Description of the task -> Identify each line containing the word "broadcast" and copy it.
====== Record list
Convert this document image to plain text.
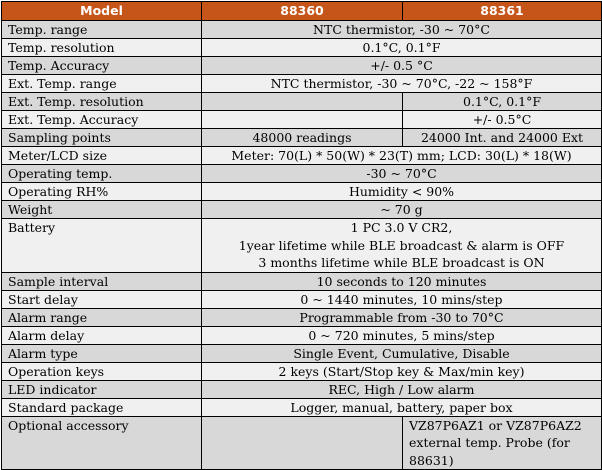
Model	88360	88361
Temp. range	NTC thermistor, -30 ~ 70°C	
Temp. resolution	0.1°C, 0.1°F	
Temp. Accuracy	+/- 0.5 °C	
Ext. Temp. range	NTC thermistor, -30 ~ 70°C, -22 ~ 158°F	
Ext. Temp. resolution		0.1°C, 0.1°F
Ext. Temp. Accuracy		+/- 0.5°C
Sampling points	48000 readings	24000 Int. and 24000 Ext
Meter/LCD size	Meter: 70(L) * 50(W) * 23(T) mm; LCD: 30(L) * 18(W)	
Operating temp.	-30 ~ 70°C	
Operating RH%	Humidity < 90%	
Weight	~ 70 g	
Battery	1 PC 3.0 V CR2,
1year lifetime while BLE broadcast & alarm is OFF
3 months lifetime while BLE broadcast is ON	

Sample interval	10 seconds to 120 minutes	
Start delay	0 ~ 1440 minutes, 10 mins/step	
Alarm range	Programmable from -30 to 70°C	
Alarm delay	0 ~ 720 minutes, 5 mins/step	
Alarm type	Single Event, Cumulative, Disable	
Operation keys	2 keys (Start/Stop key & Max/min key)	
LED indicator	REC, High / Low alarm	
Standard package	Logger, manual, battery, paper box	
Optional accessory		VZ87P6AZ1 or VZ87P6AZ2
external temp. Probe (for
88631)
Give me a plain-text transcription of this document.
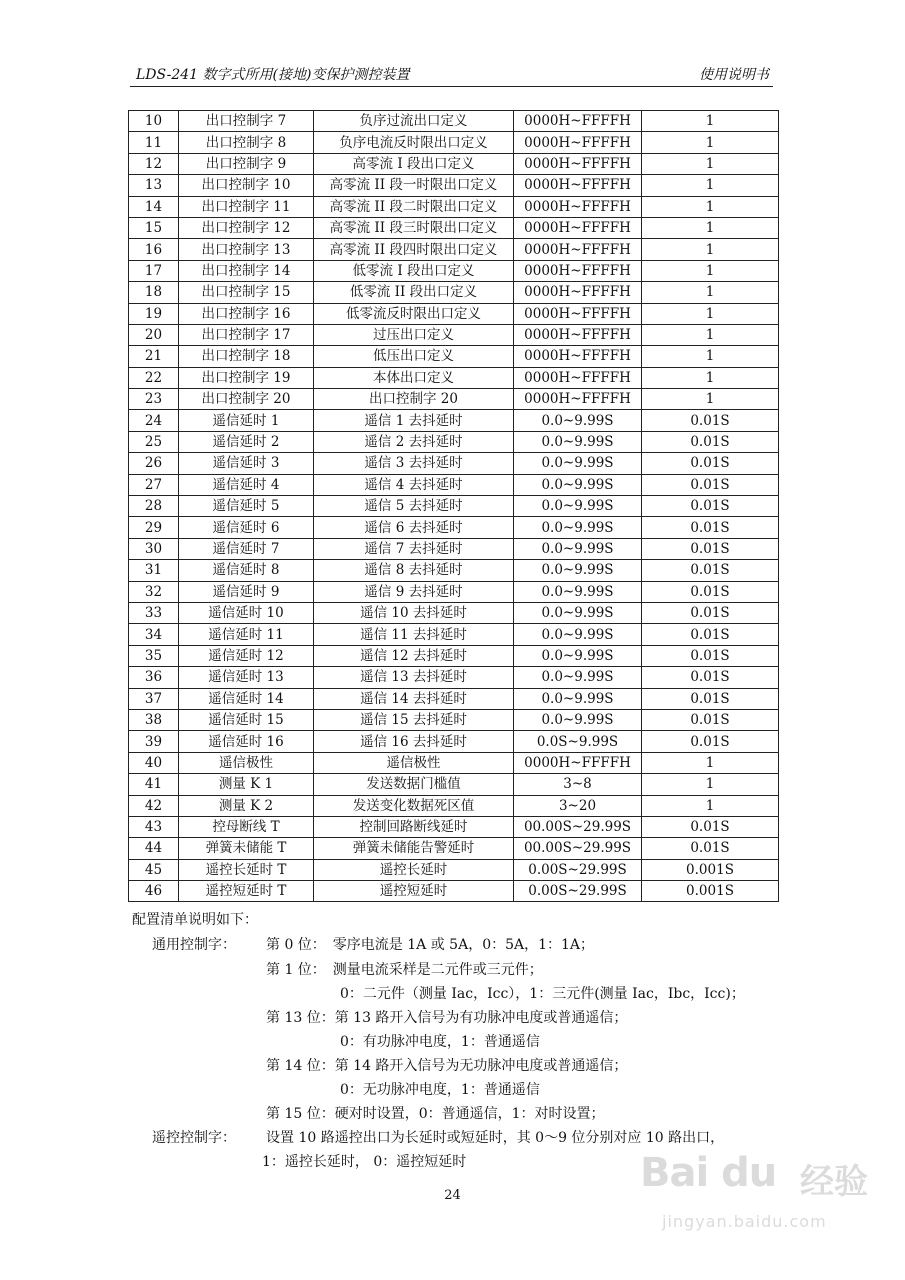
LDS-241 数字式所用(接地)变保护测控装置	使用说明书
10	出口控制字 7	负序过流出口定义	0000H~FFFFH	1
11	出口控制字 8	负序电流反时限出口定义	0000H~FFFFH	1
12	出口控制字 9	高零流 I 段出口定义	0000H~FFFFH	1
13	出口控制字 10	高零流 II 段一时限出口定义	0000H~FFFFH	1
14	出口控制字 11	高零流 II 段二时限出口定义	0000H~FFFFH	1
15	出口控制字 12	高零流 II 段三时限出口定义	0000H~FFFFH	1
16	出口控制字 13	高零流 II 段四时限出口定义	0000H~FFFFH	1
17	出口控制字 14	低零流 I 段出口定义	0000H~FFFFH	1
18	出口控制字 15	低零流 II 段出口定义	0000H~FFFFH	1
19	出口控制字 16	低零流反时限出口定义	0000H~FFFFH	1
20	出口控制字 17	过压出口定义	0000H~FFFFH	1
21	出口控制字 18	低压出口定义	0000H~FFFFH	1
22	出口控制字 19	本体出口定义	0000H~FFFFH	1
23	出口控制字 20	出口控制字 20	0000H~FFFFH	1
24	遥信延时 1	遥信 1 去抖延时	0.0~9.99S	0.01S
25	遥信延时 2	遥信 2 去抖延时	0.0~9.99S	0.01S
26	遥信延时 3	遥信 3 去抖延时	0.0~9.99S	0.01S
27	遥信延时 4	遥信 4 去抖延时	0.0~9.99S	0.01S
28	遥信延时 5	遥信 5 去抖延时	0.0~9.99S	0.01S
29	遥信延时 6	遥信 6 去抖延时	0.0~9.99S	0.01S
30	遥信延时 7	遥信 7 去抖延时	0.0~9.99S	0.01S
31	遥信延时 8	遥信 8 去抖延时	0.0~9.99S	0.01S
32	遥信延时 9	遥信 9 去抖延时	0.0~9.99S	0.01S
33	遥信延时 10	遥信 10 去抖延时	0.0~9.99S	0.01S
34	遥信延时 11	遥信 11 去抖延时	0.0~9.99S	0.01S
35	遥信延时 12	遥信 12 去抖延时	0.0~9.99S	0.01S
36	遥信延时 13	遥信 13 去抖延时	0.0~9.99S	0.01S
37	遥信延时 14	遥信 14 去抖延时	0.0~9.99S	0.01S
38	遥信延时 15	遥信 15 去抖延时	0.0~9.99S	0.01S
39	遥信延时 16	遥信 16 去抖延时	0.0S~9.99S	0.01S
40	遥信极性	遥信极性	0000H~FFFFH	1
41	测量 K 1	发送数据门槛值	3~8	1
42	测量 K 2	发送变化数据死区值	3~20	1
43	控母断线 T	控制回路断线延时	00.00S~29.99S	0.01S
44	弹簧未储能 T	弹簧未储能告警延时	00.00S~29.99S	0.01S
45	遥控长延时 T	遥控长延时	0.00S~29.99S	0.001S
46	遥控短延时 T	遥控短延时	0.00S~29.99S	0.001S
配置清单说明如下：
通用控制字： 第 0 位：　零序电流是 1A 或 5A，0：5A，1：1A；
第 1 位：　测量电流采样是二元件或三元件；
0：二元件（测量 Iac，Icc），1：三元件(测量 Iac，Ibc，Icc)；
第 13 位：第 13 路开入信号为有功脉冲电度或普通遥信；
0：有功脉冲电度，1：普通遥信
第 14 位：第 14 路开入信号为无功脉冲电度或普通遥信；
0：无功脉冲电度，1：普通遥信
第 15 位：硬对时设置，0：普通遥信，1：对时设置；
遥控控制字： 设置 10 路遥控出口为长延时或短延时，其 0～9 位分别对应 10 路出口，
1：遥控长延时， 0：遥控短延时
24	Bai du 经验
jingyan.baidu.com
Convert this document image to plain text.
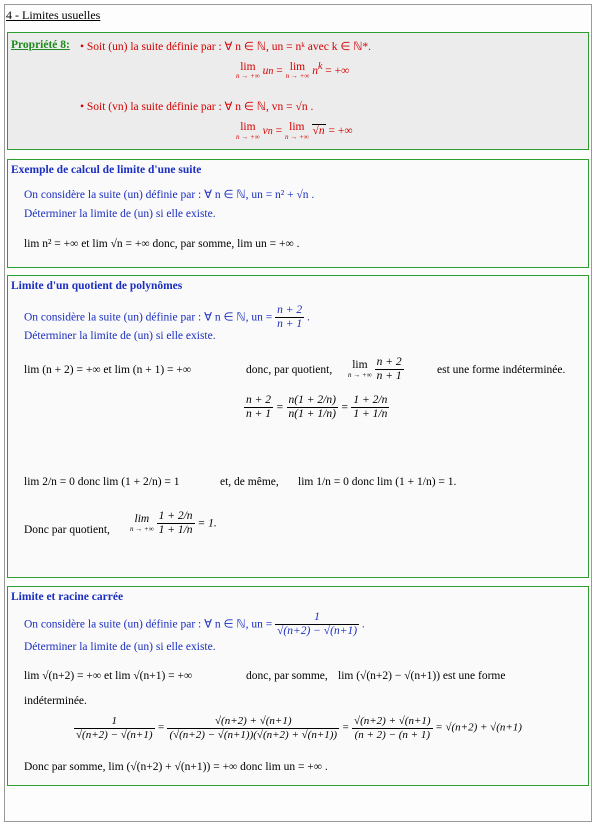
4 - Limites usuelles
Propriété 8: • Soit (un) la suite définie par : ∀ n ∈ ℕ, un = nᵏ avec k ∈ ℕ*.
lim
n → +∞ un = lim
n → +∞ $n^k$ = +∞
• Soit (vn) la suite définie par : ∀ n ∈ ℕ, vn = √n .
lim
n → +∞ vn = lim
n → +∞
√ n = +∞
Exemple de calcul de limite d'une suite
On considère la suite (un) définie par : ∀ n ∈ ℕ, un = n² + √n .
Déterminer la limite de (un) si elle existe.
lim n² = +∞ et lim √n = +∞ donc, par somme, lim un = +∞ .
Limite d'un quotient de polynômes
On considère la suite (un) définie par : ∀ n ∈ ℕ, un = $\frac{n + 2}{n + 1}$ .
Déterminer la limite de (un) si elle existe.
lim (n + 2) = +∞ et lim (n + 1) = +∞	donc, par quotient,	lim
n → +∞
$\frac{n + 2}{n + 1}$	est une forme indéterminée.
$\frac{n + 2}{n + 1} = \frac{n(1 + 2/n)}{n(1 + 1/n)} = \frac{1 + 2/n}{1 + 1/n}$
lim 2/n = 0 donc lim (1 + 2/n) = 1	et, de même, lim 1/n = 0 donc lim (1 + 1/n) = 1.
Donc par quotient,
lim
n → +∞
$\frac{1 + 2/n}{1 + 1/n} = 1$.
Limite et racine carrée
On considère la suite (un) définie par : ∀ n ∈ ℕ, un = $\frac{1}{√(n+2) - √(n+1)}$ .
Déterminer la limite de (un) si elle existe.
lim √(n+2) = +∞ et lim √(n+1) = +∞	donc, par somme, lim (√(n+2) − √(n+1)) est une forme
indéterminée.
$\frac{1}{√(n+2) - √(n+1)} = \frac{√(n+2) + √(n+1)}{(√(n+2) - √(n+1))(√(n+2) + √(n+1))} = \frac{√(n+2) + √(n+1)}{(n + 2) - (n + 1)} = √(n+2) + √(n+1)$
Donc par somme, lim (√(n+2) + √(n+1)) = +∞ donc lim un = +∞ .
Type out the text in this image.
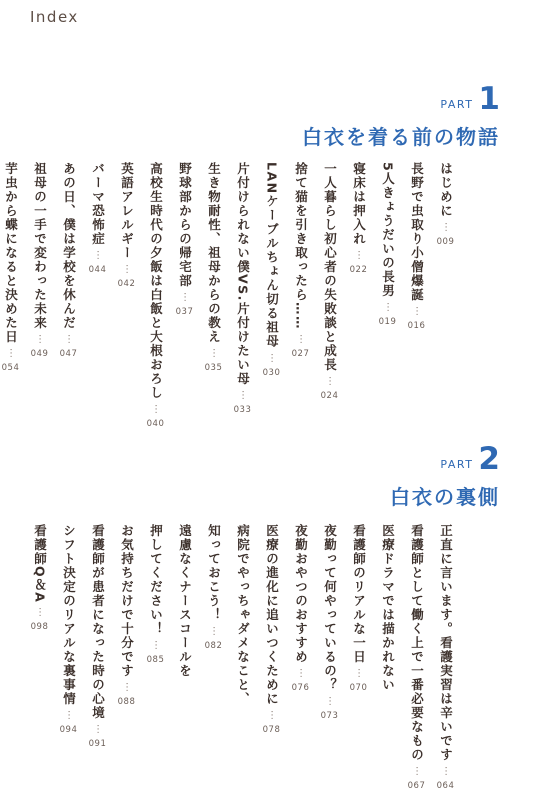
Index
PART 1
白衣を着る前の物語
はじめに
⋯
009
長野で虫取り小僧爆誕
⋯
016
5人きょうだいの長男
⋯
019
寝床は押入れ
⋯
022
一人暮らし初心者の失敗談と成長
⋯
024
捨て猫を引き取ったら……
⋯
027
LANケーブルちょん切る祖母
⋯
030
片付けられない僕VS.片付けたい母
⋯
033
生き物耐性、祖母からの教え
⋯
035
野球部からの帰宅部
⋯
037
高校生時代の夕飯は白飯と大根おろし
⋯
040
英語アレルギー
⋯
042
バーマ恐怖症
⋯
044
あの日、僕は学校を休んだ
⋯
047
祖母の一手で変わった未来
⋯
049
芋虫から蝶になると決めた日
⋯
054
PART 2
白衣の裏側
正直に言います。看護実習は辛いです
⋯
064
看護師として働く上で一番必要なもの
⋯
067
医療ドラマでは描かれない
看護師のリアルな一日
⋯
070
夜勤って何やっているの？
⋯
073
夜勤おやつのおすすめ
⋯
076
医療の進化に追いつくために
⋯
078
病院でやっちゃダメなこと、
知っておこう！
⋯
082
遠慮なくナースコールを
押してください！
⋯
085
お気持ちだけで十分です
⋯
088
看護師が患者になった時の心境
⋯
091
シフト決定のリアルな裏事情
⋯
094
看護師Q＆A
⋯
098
============
Answer in full ->
1year lifetime while BLE broadcast & alarm is OFF
3 months lifetime while BLE broadcast is ON	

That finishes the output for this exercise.